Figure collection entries

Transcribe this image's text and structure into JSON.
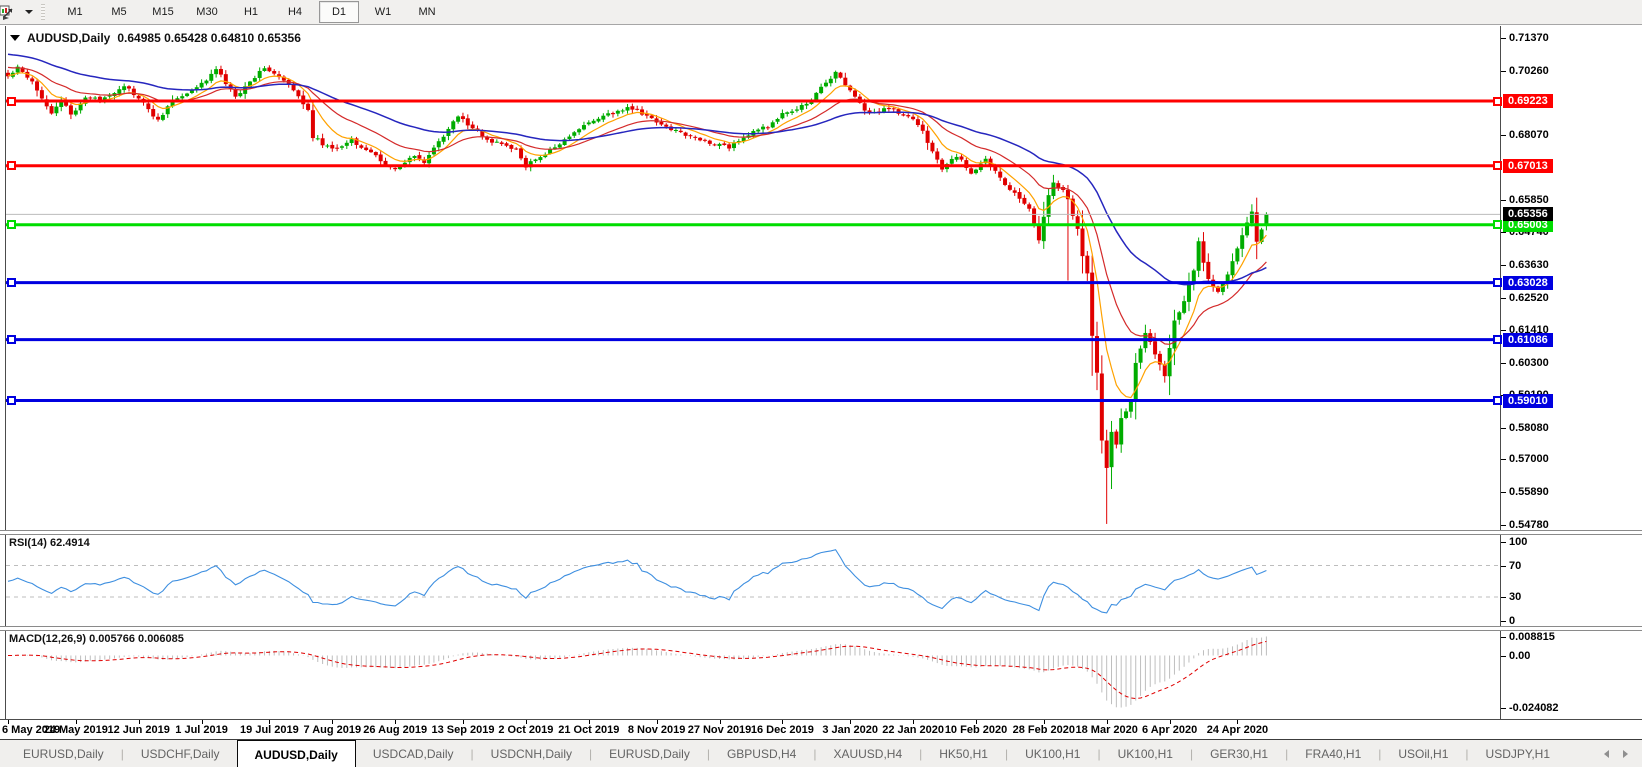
{
  "toolbar": {
    "chart_icon": "chart-profile-icon",
    "timeframes": [
      "M1",
      "M5",
      "M15",
      "M30",
      "H1",
      "H4",
      "D1",
      "W1",
      "MN"
    ],
    "active_timeframe": "D1"
  },
  "chart": {
    "title": "AUDUSD,Daily",
    "ohlc_text": "0.64985 0.65428 0.64810 0.65356"
  },
  "rsi": {
    "label": "RSI(14) 62.4914",
    "period": 14,
    "value": 62.4914,
    "axis_ticks": [
      100,
      70,
      30,
      0
    ],
    "levels": [
      70,
      30
    ],
    "color": "#3E8FE0"
  },
  "macd": {
    "label": "MACD(12,26,9) 0.005766 0.006085",
    "fast": 12,
    "slow": 26,
    "signal": 9,
    "macd_value": 0.005766,
    "signal_value": 0.006085,
    "axis_ticks": [
      0.008815,
      0.0,
      -0.024082
    ],
    "hist_color": "#BEBEBE",
    "signal_color": "#E00000"
  },
  "tabs": {
    "items": [
      "EURUSD,Daily",
      "USDCHF,Daily",
      "AUDUSD,Daily",
      "USDCAD,Daily",
      "USDCNH,Daily",
      "EURUSD,Daily",
      "GBPUSD,H4",
      "XAUUSD,H4",
      "HK50,H1",
      "UK100,H1",
      "UK100,H1",
      "GER30,H1",
      "FRA40,H1",
      "USOil,H1",
      "USDJPY,H1"
    ],
    "active_index": 2
  },
  "chart_data": {
    "type": "candlestick",
    "symbol": "AUDUSD",
    "timeframe": "Daily",
    "last_bar": {
      "open": 0.64985,
      "high": 0.65428,
      "low": 0.6481,
      "close": 0.65356
    },
    "current_price": 0.65356,
    "n_bars": 261,
    "candle_colors": {
      "up": "#00AC00",
      "down": "#E00000"
    },
    "y_ticks": [
      0.7137,
      0.7026,
      0.6807,
      0.6585,
      0.6474,
      0.6363,
      0.6252,
      0.6141,
      0.603,
      0.5919,
      0.5808,
      0.57,
      0.5589,
      0.5478
    ],
    "ylim": [
      0.54555,
      0.71642
    ],
    "x_labels": [
      "6 May 2019",
      "24 May 2019",
      "12 Jun 2019",
      "1 Jul 2019",
      "19 Jul 2019",
      "7 Aug 2019",
      "26 Aug 2019",
      "13 Sep 2019",
      "2 Oct 2019",
      "21 Oct 2019",
      "8 Nov 2019",
      "27 Nov 2019",
      "16 Dec 2019",
      "3 Jan 2020",
      "22 Jan 2020",
      "10 Feb 2020",
      "28 Feb 2020",
      "18 Mar 2020",
      "6 Apr 2020",
      "24 Apr 2020"
    ],
    "x_label_indices": [
      0,
      14,
      27,
      40,
      54,
      67,
      80,
      94,
      107,
      120,
      134,
      147,
      160,
      174,
      187,
      200,
      214,
      227,
      240,
      254
    ],
    "horizontal_lines": [
      {
        "price": 0.69223,
        "color": "#FF0000"
      },
      {
        "price": 0.67013,
        "color": "#FF0000"
      },
      {
        "price": 0.65003,
        "color": "#00DD00"
      },
      {
        "price": 0.63028,
        "color": "#0000E0"
      },
      {
        "price": 0.61086,
        "color": "#0000E0"
      },
      {
        "price": 0.5901,
        "color": "#0000E0"
      }
    ],
    "current_price_line": {
      "price": 0.65356,
      "line_color": "#BBBBBB",
      "label_bg": "#000000"
    },
    "moving_averages": [
      {
        "period": 8,
        "color": "#FFA200",
        "seed": 0.701,
        "width": 1.2
      },
      {
        "period": 20,
        "color": "#D42B2B",
        "seed": 0.704,
        "width": 1.2
      },
      {
        "period": 48,
        "color": "#2626BE",
        "seed": 0.7085,
        "width": 1.5
      }
    ],
    "close_anchors": [
      [
        0,
        0.7005
      ],
      [
        2,
        0.704
      ],
      [
        5,
        0.699
      ],
      [
        9,
        0.688
      ],
      [
        11,
        0.6925
      ],
      [
        13,
        0.6875
      ],
      [
        16,
        0.6935
      ],
      [
        19,
        0.6925
      ],
      [
        24,
        0.6975
      ],
      [
        27,
        0.693
      ],
      [
        31,
        0.6855
      ],
      [
        34,
        0.6925
      ],
      [
        39,
        0.6965
      ],
      [
        43,
        0.703
      ],
      [
        47,
        0.6935
      ],
      [
        53,
        0.704
      ],
      [
        58,
        0.6975
      ],
      [
        62,
        0.6895
      ],
      [
        63,
        0.68
      ],
      [
        67,
        0.6755
      ],
      [
        71,
        0.679
      ],
      [
        75,
        0.6745
      ],
      [
        80,
        0.6685
      ],
      [
        84,
        0.6735
      ],
      [
        86,
        0.6715
      ],
      [
        93,
        0.687
      ],
      [
        99,
        0.679
      ],
      [
        105,
        0.6755
      ],
      [
        107,
        0.67
      ],
      [
        114,
        0.6775
      ],
      [
        120,
        0.685
      ],
      [
        128,
        0.69
      ],
      [
        130,
        0.689
      ],
      [
        134,
        0.685
      ],
      [
        138,
        0.682
      ],
      [
        143,
        0.679
      ],
      [
        149,
        0.6765
      ],
      [
        152,
        0.68
      ],
      [
        158,
        0.6845
      ],
      [
        160,
        0.6875
      ],
      [
        165,
        0.691
      ],
      [
        171,
        0.702
      ],
      [
        172,
        0.7
      ],
      [
        178,
        0.6875
      ],
      [
        182,
        0.69
      ],
      [
        188,
        0.6845
      ],
      [
        193,
        0.669
      ],
      [
        196,
        0.6735
      ],
      [
        199,
        0.668
      ],
      [
        202,
        0.672
      ],
      [
        207,
        0.662
      ],
      [
        211,
        0.656
      ],
      [
        213,
        0.645
      ],
      [
        215,
        0.66
      ],
      [
        216,
        0.6645
      ],
      [
        218,
        0.662
      ],
      [
        219,
        0.6585
      ],
      [
        221,
        0.6485
      ],
      [
        222,
        0.639
      ],
      [
        223,
        0.634
      ],
      [
        224,
        0.612
      ],
      [
        225,
        0.599
      ],
      [
        226,
        0.577
      ],
      [
        227,
        0.5665
      ],
      [
        228,
        0.58
      ],
      [
        229,
        0.575
      ],
      [
        230,
        0.5835
      ],
      [
        232,
        0.59
      ],
      [
        233,
        0.603
      ],
      [
        235,
        0.6135
      ],
      [
        237,
        0.606
      ],
      [
        239,
        0.599
      ],
      [
        241,
        0.617
      ],
      [
        243,
        0.6235
      ],
      [
        245,
        0.635
      ],
      [
        246,
        0.644
      ],
      [
        248,
        0.631
      ],
      [
        250,
        0.6265
      ],
      [
        253,
        0.637
      ],
      [
        256,
        0.651
      ],
      [
        257,
        0.654
      ],
      [
        258,
        0.6445
      ],
      [
        259,
        0.648
      ],
      [
        260,
        0.65356
      ]
    ],
    "bar_overrides": [
      {
        "i": 219,
        "low": 0.631
      },
      {
        "i": 227,
        "low": 0.548
      },
      {
        "i": 257,
        "high": 0.657
      },
      {
        "i": 260,
        "open": 0.64985,
        "high": 0.65428,
        "low": 0.6481,
        "close": 0.65356
      }
    ]
  }
}
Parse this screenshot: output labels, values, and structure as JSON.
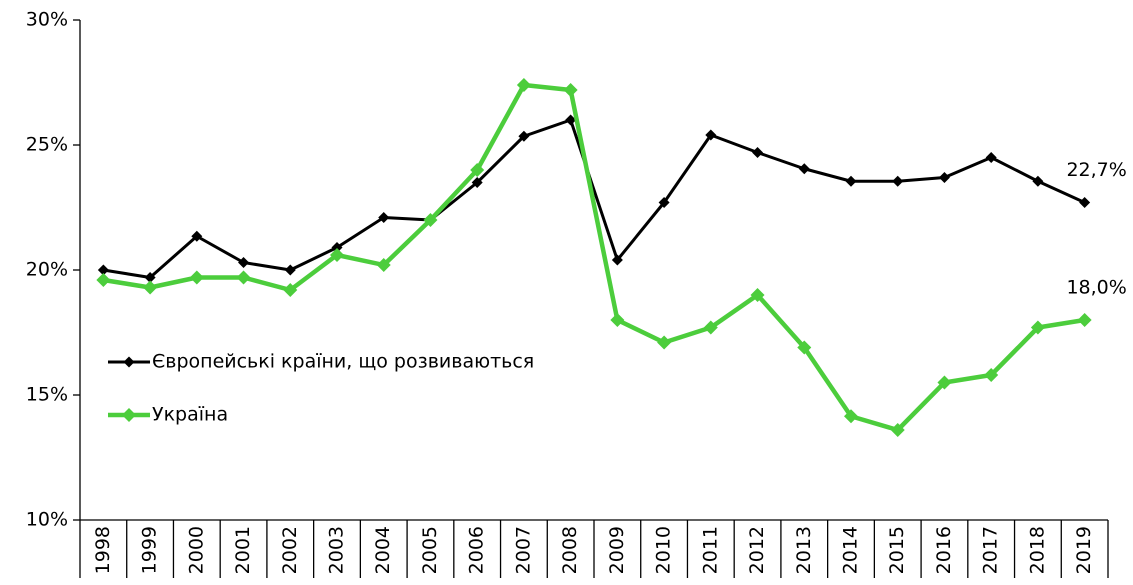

SHORT PROBLEM
Pick out each line that holds the string "AUDUSD".

SOLUTION
    "title": "AUDUSD,Daily",
      "AUDUSD,Daily",
    "symbol": "AUDUSD",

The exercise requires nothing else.